__Brief__
Locate every line in the listing below that contains the word "description" and copy each of those lines in full.

<<<<

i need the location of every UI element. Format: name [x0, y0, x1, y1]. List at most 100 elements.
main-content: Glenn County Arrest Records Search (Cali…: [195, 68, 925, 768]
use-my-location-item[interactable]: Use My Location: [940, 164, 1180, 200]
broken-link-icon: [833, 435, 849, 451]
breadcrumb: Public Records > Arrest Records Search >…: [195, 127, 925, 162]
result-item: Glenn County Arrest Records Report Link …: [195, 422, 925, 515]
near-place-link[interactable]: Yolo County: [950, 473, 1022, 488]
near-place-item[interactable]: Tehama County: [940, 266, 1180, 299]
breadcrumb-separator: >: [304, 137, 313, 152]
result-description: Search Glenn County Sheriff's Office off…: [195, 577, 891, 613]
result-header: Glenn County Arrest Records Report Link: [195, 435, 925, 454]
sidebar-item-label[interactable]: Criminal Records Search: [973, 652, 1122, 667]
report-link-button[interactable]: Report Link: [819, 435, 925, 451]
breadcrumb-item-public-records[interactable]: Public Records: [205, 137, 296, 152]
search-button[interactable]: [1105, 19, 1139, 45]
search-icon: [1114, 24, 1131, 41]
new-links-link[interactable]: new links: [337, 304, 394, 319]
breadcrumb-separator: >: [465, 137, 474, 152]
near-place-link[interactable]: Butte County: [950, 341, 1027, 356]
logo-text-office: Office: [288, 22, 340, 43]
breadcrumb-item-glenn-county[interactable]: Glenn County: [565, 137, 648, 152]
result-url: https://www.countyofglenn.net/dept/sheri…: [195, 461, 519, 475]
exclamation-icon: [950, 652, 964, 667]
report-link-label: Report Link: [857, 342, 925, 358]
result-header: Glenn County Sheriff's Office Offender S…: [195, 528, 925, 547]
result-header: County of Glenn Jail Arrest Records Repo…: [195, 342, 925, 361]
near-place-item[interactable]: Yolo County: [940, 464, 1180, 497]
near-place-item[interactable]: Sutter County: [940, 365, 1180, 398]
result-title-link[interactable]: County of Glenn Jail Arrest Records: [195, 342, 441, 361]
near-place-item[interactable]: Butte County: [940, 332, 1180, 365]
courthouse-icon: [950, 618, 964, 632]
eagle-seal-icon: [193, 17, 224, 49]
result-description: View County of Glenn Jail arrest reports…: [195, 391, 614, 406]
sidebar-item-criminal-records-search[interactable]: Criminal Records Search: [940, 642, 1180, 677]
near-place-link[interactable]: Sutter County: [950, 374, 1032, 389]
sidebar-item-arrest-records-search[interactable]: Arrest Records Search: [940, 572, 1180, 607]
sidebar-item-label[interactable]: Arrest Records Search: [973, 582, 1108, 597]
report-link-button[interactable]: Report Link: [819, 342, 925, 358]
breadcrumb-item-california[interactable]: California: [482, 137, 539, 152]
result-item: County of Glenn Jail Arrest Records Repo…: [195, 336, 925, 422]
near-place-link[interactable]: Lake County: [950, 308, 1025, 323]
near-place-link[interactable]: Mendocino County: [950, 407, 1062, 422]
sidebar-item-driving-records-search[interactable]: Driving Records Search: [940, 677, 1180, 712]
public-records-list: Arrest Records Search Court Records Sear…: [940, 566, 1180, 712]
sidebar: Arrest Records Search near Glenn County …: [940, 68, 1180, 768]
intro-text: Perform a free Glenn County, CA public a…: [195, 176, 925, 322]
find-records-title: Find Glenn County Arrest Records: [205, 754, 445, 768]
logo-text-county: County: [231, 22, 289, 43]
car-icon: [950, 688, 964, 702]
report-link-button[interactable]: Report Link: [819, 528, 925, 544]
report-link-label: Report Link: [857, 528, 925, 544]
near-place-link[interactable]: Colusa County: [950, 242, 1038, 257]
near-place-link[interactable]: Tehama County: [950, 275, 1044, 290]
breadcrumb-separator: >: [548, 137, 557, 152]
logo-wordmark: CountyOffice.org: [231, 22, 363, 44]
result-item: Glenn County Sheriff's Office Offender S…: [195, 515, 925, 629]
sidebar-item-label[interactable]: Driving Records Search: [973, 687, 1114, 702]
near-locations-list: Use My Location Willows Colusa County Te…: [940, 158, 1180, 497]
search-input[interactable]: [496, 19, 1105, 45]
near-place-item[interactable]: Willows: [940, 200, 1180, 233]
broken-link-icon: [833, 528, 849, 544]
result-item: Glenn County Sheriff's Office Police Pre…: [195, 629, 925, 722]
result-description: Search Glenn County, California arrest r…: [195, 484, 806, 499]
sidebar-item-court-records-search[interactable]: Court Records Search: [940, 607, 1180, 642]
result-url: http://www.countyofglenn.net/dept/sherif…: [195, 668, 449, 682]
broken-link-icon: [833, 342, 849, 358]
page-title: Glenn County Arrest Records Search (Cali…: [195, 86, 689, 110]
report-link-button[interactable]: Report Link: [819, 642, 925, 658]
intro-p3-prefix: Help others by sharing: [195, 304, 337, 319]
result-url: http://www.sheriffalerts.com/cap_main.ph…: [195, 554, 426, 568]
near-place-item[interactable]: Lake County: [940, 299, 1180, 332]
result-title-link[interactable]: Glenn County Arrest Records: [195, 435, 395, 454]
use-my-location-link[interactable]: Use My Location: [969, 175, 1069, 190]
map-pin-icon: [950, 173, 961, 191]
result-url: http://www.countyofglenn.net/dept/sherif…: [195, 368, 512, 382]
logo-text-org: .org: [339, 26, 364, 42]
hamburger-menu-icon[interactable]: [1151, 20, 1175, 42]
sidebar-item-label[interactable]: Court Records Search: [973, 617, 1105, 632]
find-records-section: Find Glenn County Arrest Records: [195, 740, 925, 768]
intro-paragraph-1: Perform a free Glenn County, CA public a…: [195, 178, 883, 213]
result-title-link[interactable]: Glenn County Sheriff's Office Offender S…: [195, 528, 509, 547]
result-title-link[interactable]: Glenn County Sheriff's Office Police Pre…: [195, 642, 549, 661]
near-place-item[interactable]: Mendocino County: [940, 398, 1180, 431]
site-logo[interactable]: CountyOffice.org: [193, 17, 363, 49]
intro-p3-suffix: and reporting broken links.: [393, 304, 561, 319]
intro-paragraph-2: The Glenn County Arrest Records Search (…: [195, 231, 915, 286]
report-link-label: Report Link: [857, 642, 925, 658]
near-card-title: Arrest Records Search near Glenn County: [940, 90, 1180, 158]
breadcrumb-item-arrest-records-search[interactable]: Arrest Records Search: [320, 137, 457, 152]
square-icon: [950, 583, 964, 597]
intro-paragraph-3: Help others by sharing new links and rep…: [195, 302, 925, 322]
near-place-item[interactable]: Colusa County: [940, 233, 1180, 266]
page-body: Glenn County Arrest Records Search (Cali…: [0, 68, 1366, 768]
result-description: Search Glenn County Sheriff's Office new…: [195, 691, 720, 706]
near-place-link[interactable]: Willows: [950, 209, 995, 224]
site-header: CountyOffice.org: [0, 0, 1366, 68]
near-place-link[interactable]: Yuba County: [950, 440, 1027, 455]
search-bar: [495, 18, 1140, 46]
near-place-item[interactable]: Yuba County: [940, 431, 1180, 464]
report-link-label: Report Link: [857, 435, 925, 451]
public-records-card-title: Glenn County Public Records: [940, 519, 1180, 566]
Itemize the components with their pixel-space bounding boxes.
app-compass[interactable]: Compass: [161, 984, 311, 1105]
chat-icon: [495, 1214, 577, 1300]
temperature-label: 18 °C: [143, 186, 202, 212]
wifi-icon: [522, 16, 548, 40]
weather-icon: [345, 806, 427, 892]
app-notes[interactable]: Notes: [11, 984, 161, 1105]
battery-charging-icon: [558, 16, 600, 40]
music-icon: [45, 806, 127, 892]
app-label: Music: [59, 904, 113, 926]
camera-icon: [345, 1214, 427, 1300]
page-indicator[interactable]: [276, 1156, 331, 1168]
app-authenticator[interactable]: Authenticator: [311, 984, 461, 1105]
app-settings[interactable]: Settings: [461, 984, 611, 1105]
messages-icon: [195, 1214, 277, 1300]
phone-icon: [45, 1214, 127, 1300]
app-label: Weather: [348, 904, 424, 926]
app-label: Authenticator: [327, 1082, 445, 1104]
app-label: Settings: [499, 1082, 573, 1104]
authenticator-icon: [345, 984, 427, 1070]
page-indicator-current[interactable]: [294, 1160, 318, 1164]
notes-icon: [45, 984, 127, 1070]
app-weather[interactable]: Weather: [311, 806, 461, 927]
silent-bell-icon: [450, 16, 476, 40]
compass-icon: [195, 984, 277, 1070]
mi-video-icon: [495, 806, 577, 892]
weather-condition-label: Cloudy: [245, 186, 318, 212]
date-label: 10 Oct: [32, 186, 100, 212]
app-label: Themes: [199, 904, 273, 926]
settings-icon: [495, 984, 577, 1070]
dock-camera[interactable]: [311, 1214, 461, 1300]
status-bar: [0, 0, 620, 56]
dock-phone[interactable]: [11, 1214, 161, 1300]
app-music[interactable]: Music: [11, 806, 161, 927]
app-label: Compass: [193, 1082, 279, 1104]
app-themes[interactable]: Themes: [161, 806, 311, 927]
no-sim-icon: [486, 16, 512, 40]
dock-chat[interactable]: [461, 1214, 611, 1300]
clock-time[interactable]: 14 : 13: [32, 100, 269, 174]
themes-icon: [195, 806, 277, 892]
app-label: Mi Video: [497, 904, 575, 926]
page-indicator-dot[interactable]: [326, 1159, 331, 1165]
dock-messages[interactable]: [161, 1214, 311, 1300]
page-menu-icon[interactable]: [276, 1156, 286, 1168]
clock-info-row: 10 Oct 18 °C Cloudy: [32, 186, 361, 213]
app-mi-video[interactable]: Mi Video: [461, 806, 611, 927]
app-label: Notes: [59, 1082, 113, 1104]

>>>>

__Answer to this task__
result-description: Search Glenn County Sheriff's Office off…: [195, 577, 891, 613]
result-description: View County of Glenn Jail arrest reports…: [195, 391, 614, 406]
result-description: Search Glenn County, California arrest r…: [195, 484, 806, 499]
result-description: Search Glenn County Sheriff's Office new…: [195, 691, 720, 706]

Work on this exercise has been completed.